**EXERCISE PROMPT**:
Type out the material below exactly.

**STORED RECORDS**:
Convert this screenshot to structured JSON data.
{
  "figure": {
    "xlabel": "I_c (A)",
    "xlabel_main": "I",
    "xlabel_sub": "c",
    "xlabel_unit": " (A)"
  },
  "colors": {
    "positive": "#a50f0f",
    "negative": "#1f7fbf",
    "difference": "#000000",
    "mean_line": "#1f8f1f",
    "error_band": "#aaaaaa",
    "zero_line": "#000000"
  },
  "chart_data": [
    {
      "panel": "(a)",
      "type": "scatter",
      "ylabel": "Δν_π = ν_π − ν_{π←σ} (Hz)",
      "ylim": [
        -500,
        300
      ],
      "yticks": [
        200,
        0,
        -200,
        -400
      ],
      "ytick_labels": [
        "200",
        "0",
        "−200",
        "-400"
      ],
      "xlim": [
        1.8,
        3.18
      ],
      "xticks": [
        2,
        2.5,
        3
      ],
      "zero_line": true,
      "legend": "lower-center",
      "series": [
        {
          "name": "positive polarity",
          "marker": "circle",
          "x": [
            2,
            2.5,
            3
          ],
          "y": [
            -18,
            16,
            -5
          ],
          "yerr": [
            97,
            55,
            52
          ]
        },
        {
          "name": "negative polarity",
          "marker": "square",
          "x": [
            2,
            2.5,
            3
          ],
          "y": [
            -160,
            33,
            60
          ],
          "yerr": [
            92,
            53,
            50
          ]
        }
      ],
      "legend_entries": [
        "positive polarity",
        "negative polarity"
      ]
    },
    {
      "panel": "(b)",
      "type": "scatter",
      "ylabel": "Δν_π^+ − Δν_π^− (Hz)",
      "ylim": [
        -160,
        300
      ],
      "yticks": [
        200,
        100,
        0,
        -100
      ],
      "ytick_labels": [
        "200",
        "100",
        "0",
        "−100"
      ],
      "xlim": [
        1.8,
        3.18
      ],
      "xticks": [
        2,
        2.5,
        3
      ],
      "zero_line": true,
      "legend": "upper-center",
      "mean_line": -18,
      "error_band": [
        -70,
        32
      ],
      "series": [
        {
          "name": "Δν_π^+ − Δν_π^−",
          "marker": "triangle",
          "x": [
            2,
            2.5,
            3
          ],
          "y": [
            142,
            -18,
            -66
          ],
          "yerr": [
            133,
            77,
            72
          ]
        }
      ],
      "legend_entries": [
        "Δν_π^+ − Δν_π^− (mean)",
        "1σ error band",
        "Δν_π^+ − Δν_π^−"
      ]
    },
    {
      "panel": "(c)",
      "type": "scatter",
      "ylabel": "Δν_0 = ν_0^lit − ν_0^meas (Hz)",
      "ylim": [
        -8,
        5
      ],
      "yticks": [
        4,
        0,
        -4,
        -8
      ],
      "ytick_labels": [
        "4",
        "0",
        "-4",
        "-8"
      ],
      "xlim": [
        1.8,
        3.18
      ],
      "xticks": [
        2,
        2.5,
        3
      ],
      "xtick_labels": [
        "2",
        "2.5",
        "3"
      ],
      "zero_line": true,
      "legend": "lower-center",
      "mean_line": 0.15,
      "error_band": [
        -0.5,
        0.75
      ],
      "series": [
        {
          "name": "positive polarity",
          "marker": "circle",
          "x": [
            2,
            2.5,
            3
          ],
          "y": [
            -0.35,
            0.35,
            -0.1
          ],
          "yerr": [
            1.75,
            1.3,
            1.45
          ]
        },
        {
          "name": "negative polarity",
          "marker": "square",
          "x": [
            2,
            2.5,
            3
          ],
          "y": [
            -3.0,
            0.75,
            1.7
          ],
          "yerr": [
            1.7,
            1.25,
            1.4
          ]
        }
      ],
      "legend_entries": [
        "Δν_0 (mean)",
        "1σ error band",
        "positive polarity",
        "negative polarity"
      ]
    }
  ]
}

**FULL ANSWER**:
Convert this screenshot to structured JSON data.
{
  "figure": {
    "xlabel": "I_c (A)",
    "xlabel_main": "I",
    "xlabel_sub": "c",
    "xlabel_unit": " (A)"
  },
  "colors": {
    "positive": "#a50f0f",
    "negative": "#1f7fbf",
    "difference": "#000000",
    "mean_line": "#1f8f1f",
    "error_band": "#aaaaaa",
    "zero_line": "#000000"
  },
  "chart_data": [
    {
      "panel": "(a)",
      "type": "scatter",
      "ylabel": "Δν_π = ν_π − ν_{π←σ} (Hz)",
      "ylim": [
        -500,
        300
      ],
      "yticks": [
        200,
        0,
        -200,
        -400
      ],
      "ytick_labels": [
        "200",
        "0",
        "−200",
        "-400"
      ],
      "xlim": [
        1.8,
        3.18
      ],
      "xticks": [
        2,
        2.5,
        3
      ],
      "zero_line": true,
      "legend": "lower-center",
      "series": [
        {
          "name": "positive polarity",
          "marker": "circle",
          "x": [
            2,
            2.5,
            3
          ],
          "y": [
            -18,
            16,
            -5
          ],
          "yerr": [
            97,
            55,
            52
          ]
        },
        {
          "name": "negative polarity",
          "marker": "square",
          "x": [
            2,
            2.5,
            3
          ],
          "y": [
            -160,
            33,
            60
          ],
          "yerr": [
            92,
            53,
            50
          ]
        }
      ],
      "legend_entries": [
        "positive polarity",
        "negative polarity"
      ]
    },
    {
      "panel": "(b)",
      "type": "scatter",
      "ylabel": "Δν_π^+ − Δν_π^− (Hz)",
      "ylim": [
        -160,
        300
      ],
      "yticks": [
        200,
        100,
        0,
        -100
      ],
      "ytick_labels": [
        "200",
        "100",
        "0",
        "−100"
      ],
      "xlim": [
        1.8,
        3.18
      ],
      "xticks": [
        2,
        2.5,
        3
      ],
      "zero_line": true,
      "legend": "upper-center",
      "mean_line": -18,
      "error_band": [
        -70,
        32
      ],
      "series": [
        {
          "name": "Δν_π^+ − Δν_π^−",
          "marker": "triangle",
          "x": [
            2,
            2.5,
            3
          ],
          "y": [
            142,
            -18,
            -66
          ],
          "yerr": [
            133,
            77,
            72
          ]
        }
      ],
      "legend_entries": [
        "Δν_π^+ − Δν_π^− (mean)",
        "1σ error band",
        "Δν_π^+ − Δν_π^−"
      ]
    },
    {
      "panel": "(c)",
      "type": "scatter",
      "ylabel": "Δν_0 = ν_0^lit − ν_0^meas (Hz)",
      "ylim": [
        -8,
        5
      ],
      "yticks": [
        4,
        0,
        -4,
        -8
      ],
      "ytick_labels": [
        "4",
        "0",
        "-4",
        "-8"
      ],
      "xlim": [
        1.8,
        3.18
      ],
      "xticks": [
        2,
        2.5,
        3
      ],
      "xtick_labels": [
        "2",
        "2.5",
        "3"
      ],
      "zero_line": true,
      "legend": "lower-center",
      "mean_line": 0.15,
      "error_band": [
        -0.5,
        0.75
      ],
      "series": [
        {
          "name": "positive polarity",
          "marker": "circle",
          "x": [
            2,
            2.5,
            3
          ],
          "y": [
            -0.35,
            0.35,
            -0.1
          ],
          "yerr": [
            1.75,
            1.3,
            1.45
          ]
        },
        {
          "name": "negative polarity",
          "marker": "square",
          "x": [
            2,
            2.5,
            3
          ],
          "y": [
            -3.0,
            0.75,
            1.7
          ],
          "yerr": [
            1.7,
            1.25,
            1.4
          ]
        }
      ],
      "legend_entries": [
        "Δν_0 (mean)",
        "1σ error band",
        "positive polarity",
        "negative polarity"
      ]
    }
  ]
}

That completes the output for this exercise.